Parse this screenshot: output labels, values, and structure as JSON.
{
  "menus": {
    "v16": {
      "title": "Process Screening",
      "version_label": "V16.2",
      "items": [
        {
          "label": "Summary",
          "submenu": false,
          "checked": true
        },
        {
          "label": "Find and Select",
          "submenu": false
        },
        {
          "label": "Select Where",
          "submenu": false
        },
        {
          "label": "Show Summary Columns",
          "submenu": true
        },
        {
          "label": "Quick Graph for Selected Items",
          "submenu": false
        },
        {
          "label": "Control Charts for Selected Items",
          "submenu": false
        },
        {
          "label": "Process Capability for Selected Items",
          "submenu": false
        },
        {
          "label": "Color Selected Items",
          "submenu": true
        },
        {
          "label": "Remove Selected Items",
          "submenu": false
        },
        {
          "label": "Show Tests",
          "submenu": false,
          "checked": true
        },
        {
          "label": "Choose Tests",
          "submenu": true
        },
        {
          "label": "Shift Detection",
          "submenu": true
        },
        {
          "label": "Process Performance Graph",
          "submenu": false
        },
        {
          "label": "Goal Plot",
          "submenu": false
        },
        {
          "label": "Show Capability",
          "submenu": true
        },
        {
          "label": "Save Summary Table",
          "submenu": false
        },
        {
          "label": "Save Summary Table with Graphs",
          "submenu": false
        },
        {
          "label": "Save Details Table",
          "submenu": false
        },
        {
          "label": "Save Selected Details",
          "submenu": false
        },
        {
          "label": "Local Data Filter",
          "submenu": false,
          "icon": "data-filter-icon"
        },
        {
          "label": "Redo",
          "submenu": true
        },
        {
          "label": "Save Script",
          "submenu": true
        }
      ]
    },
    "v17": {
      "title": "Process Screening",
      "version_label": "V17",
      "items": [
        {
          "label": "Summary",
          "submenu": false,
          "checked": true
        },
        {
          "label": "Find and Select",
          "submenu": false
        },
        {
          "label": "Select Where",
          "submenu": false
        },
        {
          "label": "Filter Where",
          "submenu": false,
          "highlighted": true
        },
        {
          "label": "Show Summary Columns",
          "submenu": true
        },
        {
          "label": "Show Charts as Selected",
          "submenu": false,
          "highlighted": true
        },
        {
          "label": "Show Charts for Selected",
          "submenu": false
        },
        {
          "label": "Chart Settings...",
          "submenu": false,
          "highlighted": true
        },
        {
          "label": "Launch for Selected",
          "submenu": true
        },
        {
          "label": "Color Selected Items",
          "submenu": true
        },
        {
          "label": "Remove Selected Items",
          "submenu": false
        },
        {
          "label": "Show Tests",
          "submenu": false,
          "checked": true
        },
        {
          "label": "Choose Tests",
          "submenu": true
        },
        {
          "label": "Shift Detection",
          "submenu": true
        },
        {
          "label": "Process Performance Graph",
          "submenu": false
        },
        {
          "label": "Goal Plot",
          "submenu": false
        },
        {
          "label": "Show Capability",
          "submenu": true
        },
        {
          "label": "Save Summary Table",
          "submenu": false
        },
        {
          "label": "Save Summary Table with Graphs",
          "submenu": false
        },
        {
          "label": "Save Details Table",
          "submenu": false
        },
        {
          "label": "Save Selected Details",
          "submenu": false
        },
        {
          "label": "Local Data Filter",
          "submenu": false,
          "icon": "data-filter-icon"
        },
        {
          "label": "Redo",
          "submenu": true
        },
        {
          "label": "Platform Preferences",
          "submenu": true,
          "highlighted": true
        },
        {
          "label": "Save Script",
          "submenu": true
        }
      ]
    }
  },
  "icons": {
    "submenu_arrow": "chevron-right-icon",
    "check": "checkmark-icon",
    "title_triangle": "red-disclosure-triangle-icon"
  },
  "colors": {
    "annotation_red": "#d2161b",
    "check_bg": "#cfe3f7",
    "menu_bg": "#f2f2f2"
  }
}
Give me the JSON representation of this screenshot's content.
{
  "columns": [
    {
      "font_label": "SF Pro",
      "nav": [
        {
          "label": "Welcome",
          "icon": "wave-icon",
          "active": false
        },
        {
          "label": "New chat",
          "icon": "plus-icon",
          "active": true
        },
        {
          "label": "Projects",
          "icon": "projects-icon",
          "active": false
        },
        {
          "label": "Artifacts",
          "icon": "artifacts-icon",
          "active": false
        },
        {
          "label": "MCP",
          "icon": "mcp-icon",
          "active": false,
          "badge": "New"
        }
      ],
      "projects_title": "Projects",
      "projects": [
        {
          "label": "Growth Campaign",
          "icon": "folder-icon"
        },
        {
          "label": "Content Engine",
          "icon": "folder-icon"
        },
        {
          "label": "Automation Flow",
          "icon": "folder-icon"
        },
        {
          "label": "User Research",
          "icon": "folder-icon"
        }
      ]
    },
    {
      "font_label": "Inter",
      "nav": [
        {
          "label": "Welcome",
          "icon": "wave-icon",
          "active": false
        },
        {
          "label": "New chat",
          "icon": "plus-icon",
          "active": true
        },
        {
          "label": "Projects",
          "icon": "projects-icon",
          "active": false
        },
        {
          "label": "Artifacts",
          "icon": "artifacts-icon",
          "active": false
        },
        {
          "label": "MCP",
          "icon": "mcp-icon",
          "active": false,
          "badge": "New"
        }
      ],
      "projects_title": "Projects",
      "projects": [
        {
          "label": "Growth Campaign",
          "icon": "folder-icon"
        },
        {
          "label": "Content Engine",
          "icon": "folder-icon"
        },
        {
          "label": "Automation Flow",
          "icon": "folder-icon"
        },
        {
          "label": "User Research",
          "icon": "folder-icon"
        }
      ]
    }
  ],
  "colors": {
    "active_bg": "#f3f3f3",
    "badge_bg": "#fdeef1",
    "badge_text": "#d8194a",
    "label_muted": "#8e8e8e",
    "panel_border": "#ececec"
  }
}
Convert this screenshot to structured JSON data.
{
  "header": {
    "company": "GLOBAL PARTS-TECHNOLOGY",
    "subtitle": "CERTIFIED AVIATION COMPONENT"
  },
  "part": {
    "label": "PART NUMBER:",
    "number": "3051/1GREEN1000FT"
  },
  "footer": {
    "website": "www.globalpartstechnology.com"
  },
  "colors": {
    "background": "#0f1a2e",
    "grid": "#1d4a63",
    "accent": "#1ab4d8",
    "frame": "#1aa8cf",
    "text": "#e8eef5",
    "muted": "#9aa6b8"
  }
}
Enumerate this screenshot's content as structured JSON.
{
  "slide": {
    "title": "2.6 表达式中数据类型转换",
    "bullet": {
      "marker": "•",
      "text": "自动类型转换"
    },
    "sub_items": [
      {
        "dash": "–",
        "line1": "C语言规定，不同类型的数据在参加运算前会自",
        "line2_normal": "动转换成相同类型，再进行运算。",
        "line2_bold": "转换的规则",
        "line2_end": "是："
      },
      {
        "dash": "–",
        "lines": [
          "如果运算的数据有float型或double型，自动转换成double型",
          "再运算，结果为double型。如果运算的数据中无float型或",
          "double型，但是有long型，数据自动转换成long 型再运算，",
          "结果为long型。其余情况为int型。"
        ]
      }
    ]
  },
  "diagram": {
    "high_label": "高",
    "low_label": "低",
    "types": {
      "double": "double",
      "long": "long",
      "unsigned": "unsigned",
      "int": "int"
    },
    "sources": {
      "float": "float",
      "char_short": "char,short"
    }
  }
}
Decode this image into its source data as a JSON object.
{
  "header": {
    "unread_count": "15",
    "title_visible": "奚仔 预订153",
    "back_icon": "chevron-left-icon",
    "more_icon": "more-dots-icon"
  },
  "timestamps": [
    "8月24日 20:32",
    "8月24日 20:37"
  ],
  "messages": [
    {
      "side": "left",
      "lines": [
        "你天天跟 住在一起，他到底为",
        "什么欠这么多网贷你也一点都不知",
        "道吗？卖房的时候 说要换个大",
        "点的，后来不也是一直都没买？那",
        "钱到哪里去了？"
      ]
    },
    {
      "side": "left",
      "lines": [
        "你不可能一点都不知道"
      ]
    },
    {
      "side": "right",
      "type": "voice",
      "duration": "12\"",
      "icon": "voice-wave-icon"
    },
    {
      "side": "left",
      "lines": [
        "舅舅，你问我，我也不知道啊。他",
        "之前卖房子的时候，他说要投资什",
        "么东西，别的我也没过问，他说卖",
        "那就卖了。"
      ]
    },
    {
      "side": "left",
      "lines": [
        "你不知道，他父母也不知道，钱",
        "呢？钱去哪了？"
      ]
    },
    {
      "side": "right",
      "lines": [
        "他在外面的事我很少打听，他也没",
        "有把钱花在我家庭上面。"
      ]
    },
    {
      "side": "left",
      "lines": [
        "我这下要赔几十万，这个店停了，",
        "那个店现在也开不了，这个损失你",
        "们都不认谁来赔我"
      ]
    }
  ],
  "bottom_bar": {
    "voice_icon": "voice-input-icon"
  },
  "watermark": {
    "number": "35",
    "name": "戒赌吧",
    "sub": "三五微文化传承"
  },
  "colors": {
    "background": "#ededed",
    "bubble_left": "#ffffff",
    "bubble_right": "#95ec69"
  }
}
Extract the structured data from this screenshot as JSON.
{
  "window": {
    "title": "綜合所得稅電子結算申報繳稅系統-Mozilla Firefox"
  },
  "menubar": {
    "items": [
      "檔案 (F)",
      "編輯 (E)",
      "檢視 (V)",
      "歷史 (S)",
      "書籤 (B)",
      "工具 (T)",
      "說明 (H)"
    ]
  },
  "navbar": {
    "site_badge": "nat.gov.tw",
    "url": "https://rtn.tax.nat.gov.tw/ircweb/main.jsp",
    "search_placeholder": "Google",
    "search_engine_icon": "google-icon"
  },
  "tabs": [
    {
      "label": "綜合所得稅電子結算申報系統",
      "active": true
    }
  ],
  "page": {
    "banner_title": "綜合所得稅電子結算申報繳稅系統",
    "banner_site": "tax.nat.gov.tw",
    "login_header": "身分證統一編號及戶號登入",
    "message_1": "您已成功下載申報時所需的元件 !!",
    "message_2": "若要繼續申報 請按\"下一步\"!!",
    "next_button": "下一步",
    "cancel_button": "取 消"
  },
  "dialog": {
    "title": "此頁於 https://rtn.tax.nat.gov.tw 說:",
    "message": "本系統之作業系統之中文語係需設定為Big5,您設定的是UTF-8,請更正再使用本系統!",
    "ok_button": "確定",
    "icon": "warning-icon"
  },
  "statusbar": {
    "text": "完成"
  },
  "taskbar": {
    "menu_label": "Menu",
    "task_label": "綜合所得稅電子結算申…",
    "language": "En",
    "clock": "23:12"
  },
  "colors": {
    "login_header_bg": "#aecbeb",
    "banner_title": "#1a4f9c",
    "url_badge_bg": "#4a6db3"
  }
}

* * * * * * *

DIRECTIONS: Across the material above, count every line holding "voice" and write down only the number.

REPLY TO THE TASK: 3